**Given text:**
___
Yellowknife (Apr 13/01) - This is the holiest time of the year for Christians.

The 40 days of fasting and reflection that is Lent has given way to Holy Week, and its emphasis on the passion narrative.

It started with Palm Sunday, commemorating Christ's return to Jerusalem to celebrate Passover with his disciples.

Parishioners received palm fronds to symbolize Christ's arrival in the Holy City from the Mount of Olives.

According to scripture, Jesus rode into town on a donkey, and was greeted as the Messiah by throngs of people who lay palm fronds along the route that Christ rode.

After Palm Sunday, the focus turns to the Sacred Tridiuum, the central events being the Last Supper on Holy Thursday, the Crucifixion on Good Friday, and the Resurrection on Easter Sunday.

Father Pat Murphy, at St. Patrick's church, said Catholics are encouraged to attend all three church services prior to Easter.

"It's actually one event," he said. "You start with the last supper, which is Christ giving another aspect of his kingdom, that of service, when he washes the feet of his apostles."

The last supper also heralds the institution of the Eucharist, the sacrament in which Catholics believe that bread and wine are transformed into the body and blood of Christ.

The intensive preparations for the Good Friday are laden with symbolism.

"It's good to talk of symbolism," said Father Murphy. "Because a symbol is richer than a sign ... a symbol is a sign with layers of meaning."

Borrowing from others

While Easter now commemorates Christ's victory over death, virtually every religion celebrates a holiday at this time of the year.

The word 'Easter' has its origin in an ancient fertility goddess worshipped extensively in the Middle East before the time of Christ.

That's not to say the the mystery of Christ's death and resurrection didn't happen. The early Christian church went from being vulnerable and persecuted to being the official religion of the Roman Empire after Emperor Constantine converted to Christianity.
___
**Set tasks:**
[a] Can you give the Holy Week article again, starting with "After Palm Sunday, the" and going on through "blood of Christ.", with "apostles" changed to "disciples"?
[b] Could you go on with the Holy Week article after its final sentence?
___
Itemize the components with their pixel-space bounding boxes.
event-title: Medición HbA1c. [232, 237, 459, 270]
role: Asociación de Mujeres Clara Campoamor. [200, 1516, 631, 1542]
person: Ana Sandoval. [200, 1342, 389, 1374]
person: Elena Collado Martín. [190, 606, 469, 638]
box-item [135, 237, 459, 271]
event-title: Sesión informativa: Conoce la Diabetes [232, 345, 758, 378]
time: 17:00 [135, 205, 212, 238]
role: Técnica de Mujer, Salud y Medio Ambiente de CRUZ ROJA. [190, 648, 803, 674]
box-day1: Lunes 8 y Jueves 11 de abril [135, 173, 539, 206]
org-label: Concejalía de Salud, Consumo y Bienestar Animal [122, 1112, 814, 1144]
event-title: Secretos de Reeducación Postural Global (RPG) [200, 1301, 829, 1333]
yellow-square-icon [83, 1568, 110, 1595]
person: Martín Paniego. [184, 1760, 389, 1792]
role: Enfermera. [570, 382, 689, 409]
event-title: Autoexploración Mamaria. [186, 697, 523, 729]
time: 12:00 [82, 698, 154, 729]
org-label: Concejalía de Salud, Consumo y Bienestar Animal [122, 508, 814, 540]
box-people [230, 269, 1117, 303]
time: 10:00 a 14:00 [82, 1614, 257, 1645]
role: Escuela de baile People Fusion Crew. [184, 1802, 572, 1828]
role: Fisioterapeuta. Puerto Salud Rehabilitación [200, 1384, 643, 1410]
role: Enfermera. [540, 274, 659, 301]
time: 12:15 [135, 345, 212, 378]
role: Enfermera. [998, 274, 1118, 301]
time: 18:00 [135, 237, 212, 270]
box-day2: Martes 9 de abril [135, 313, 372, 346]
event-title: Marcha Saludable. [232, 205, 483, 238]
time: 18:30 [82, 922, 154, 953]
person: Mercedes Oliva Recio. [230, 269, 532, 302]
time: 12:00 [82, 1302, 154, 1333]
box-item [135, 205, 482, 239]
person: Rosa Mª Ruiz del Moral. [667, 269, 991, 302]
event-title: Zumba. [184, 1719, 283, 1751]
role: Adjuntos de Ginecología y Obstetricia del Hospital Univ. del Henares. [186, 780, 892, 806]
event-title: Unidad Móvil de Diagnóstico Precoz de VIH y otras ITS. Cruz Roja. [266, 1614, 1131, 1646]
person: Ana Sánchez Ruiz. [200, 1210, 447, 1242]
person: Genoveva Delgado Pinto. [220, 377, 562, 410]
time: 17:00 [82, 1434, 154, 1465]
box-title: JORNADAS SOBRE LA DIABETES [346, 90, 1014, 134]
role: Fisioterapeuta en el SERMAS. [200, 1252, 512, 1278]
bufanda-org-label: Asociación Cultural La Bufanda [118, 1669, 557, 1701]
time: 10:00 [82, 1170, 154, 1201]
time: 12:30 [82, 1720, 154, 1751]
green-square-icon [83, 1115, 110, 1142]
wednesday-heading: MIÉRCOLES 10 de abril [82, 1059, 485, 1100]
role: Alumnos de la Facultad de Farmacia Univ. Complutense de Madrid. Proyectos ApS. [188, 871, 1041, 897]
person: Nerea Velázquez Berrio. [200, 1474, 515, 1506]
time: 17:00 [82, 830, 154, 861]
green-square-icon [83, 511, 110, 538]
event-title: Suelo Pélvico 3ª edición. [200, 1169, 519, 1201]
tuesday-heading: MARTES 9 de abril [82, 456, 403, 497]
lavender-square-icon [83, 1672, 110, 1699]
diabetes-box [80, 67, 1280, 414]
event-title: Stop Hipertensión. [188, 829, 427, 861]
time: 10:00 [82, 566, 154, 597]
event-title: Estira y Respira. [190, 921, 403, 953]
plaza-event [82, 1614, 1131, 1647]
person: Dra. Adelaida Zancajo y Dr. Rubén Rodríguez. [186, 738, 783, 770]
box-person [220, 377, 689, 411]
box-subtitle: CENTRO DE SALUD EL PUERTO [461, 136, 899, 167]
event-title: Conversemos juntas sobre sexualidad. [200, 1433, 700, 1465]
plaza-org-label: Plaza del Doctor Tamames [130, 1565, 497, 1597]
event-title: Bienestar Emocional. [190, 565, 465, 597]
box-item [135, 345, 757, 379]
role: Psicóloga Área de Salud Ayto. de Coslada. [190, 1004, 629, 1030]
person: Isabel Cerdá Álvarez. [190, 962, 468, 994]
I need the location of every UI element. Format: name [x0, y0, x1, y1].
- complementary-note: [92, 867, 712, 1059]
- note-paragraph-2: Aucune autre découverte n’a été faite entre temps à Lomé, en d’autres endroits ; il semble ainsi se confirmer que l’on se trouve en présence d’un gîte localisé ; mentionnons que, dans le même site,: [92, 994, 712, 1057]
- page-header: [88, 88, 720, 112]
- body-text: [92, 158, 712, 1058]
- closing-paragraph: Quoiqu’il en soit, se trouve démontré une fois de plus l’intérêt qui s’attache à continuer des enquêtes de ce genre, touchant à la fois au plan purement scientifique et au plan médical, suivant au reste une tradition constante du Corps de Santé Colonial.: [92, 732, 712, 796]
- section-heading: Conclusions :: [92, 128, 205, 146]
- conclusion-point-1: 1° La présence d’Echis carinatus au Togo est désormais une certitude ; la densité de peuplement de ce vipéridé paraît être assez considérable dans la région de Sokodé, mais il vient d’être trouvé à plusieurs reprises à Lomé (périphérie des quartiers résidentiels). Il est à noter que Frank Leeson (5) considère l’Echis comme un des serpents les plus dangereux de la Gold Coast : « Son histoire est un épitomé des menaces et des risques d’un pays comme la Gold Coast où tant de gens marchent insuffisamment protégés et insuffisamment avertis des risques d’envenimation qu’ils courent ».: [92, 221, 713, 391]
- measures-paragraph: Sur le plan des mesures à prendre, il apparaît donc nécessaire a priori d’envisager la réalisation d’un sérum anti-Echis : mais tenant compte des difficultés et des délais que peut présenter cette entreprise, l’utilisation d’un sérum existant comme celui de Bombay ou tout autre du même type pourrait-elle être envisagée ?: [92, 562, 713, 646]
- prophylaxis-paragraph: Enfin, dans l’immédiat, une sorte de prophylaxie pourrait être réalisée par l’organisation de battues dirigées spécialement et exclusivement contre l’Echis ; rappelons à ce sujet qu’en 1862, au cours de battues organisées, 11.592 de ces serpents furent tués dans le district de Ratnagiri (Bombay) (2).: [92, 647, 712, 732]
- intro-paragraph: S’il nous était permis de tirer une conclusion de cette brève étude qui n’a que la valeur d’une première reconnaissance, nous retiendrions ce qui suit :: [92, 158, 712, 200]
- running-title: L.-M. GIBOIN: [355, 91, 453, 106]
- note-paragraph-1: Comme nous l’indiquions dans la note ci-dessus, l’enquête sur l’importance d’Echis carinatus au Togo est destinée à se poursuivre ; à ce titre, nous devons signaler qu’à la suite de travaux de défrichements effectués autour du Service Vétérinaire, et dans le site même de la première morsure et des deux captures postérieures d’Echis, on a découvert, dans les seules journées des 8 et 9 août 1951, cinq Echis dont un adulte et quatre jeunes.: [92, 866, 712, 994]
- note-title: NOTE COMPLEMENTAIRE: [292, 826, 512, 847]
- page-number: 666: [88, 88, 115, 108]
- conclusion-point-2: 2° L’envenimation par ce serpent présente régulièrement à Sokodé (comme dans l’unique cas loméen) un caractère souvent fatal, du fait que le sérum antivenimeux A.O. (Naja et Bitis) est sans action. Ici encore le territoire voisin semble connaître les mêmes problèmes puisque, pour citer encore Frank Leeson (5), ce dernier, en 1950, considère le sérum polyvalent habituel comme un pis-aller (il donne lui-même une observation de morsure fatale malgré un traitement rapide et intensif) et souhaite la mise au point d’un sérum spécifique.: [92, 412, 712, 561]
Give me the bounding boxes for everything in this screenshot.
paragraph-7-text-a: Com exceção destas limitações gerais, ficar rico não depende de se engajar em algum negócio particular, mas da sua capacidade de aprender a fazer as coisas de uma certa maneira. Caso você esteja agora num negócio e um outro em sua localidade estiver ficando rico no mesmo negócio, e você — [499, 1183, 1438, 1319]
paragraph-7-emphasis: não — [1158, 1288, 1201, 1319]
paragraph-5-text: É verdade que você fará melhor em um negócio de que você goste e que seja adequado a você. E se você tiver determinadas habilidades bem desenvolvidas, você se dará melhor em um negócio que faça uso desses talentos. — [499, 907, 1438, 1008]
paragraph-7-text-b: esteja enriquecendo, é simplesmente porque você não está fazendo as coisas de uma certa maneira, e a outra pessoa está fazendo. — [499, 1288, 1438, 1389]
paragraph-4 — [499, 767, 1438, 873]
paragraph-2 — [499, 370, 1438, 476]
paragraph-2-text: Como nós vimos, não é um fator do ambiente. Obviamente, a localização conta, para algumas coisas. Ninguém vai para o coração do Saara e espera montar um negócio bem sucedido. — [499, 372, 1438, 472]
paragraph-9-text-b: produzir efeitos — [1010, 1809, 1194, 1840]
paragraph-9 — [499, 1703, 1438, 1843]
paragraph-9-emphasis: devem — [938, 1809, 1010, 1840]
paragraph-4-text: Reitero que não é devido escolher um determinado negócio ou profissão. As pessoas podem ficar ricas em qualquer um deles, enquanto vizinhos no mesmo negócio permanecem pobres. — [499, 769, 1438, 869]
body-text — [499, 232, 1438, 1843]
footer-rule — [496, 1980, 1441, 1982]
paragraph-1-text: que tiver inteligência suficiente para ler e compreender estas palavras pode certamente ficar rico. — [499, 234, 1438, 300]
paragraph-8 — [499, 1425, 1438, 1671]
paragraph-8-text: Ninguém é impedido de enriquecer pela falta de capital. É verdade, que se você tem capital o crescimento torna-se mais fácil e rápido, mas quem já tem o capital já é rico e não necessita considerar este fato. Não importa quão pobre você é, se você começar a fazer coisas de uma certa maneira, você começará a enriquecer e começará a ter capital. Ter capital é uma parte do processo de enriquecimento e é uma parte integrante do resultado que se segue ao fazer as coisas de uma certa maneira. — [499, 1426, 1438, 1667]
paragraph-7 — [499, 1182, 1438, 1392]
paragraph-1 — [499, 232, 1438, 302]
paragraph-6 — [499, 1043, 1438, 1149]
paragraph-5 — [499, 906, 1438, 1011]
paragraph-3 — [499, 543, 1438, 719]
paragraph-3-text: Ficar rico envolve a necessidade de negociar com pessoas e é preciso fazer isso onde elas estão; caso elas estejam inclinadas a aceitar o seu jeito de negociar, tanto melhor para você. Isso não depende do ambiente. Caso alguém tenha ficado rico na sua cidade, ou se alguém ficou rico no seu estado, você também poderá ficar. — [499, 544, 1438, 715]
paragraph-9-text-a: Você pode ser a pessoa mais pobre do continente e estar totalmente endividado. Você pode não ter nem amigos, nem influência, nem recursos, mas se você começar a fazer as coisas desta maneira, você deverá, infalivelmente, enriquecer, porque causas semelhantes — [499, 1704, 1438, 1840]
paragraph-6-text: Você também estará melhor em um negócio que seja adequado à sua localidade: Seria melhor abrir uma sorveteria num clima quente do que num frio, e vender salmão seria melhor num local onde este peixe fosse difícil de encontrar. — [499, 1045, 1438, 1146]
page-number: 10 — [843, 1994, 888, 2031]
___
**The answers:**
[a]
After Palm Sunday, the focus turns to the Sacred Tridiuum, the central events being the Last Supper on Holy Thursday, the Crucifixion on Good Friday, and the Resurrection on Easter Sunday.

Father Pat Murphy, at St. Patrick's church, said Catholics are encouraged to attend all three church services prior to Easter.

"It's actually one event," he said. "You start with the last supper, which is Christ giving another aspect of his kingdom, that of service, when he washes the feet of his disciples."

The last supper also heralds the institution of the Eucharist, the sacrament in which Catholics believe that bread and wine are transformed into the body and blood of Christ.

[b]
Official religion or not, Christianity still had to co-exist with the many other established religions of the time. In the long term, the best solution was to incorporate elements of other beliefs into Christian rituals.

"If you look at the Old Testament," said Father Murphy, "God built on the cultures that were already there ... some of the psalms are made-over versions of pagan prayers."

Jesus, according to Murphy, built on the Jewish faith, "and Christian missionaries helped their people acculturate by using their culture as an expression of the Gospel."

Easter, the time of renewal, takes place on the heels of the first day of spring, as does the Jewish feast of Passover. The images that we associate with Easter are often closely intertwined with the fertility of spring.

The eggs and the rabbits have nothing to do with the Passion of Christ, yet they are still part of Easter.

Father Murphy said the deep symbolism of Easter and the Passion are a restorative for tired souls.

"James Joyce was always a non-practicing Catholic," he says, "but he always showed up every year for the Easter service because he found the symbolism so nourishing as a poet."